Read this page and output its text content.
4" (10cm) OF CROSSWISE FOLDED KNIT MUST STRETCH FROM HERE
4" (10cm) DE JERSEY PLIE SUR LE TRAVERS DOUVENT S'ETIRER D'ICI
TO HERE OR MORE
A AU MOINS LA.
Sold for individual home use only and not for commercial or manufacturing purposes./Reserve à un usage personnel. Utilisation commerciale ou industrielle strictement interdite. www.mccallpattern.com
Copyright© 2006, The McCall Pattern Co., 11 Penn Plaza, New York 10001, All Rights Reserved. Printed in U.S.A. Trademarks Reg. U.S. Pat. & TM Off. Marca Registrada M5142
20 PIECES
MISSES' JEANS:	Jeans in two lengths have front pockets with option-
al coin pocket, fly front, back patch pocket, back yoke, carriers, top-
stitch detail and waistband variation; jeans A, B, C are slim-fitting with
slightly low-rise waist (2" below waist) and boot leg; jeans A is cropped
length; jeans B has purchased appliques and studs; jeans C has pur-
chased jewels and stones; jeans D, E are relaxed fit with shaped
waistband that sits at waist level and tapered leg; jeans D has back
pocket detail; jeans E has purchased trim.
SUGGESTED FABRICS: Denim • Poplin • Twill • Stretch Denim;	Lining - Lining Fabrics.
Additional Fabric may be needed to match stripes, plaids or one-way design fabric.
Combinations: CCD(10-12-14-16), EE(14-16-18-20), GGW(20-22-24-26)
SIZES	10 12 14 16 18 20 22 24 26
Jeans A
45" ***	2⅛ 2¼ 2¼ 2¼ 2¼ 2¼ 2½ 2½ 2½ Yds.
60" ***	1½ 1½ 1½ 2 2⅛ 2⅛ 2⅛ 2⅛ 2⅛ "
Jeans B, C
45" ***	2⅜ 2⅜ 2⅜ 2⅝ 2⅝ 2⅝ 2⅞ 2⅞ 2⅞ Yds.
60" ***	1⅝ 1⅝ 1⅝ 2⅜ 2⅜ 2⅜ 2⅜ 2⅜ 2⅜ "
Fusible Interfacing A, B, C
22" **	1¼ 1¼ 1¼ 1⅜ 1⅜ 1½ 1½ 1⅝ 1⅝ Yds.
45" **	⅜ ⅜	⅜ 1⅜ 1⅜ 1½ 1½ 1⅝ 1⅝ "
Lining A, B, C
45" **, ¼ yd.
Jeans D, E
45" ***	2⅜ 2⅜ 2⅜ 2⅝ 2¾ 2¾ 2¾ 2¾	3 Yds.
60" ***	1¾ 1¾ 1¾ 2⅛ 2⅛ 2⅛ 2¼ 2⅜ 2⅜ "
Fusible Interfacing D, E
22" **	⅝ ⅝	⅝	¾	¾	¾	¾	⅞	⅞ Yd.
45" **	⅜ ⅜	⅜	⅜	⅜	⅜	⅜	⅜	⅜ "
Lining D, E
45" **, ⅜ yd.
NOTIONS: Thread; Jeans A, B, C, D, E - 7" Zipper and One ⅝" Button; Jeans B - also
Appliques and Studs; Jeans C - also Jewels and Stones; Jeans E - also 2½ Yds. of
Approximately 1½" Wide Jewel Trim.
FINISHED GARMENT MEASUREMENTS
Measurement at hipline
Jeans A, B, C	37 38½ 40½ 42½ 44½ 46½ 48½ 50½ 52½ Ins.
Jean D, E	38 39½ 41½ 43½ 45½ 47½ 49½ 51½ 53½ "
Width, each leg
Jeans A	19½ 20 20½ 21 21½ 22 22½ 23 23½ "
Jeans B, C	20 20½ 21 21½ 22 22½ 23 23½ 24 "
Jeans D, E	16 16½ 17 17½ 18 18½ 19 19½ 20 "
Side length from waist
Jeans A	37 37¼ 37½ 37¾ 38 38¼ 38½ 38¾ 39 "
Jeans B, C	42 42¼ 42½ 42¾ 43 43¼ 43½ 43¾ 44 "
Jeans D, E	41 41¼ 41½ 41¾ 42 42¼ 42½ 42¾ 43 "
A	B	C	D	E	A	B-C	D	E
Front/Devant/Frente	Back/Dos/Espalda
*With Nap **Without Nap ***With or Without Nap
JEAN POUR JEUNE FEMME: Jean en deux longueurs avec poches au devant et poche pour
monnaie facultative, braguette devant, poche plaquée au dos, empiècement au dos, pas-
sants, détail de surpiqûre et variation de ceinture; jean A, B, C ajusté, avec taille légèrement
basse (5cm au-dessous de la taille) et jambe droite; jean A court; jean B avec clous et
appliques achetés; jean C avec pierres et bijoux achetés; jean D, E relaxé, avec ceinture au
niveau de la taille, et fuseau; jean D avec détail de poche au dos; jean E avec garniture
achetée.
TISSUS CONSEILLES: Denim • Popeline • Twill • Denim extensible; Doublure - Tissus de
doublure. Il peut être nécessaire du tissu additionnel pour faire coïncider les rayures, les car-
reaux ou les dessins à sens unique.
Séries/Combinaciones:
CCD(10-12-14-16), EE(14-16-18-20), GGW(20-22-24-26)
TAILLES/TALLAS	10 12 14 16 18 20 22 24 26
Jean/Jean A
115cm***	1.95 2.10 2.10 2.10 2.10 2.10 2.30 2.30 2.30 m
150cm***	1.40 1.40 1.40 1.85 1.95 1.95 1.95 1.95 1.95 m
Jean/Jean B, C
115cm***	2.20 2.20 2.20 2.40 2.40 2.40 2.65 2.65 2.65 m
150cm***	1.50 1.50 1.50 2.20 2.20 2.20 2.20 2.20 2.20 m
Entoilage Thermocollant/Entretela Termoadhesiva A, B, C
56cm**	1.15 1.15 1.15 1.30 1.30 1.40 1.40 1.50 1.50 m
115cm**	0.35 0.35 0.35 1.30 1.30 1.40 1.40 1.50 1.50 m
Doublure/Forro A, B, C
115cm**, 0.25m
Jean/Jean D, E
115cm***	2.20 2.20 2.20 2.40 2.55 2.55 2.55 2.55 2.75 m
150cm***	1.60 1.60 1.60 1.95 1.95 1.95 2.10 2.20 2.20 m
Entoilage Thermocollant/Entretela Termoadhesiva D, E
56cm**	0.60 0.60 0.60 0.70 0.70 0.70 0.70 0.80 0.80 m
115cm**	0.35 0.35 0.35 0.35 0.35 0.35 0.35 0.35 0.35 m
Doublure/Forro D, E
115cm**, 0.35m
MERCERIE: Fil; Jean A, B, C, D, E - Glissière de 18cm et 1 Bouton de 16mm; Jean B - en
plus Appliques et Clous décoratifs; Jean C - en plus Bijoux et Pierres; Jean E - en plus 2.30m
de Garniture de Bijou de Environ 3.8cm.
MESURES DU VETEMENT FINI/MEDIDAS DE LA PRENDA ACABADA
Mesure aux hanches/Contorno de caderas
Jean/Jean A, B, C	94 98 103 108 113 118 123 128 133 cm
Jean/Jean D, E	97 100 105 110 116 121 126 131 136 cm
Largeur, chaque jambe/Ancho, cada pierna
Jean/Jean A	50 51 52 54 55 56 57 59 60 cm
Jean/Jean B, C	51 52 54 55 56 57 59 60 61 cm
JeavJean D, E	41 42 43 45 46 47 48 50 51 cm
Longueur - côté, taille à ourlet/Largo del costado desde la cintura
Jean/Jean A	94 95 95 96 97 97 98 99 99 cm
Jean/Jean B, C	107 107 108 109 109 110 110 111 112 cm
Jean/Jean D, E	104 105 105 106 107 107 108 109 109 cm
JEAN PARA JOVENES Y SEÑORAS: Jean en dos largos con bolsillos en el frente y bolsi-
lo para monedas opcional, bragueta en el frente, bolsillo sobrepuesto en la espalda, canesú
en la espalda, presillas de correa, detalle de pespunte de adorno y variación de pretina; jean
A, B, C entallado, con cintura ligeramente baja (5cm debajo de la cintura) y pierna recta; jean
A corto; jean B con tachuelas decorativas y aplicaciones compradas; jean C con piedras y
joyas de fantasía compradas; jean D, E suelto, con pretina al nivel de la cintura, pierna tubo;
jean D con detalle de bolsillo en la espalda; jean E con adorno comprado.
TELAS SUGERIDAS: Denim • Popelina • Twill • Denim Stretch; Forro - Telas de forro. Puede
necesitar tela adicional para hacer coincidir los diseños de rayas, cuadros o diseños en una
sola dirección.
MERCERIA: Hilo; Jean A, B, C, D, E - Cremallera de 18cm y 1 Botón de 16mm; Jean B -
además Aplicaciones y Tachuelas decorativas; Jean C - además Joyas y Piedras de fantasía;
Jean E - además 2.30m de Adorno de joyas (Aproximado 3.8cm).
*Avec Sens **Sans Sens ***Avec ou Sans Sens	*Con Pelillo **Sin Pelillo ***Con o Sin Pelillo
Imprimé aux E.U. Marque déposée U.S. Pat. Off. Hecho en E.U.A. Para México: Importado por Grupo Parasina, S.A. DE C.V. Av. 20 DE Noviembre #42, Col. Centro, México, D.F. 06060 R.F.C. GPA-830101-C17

> [Task to complete]
Your answer should be a single number: how many lines in the data above include "Entoilage"?

> [Task solution]
2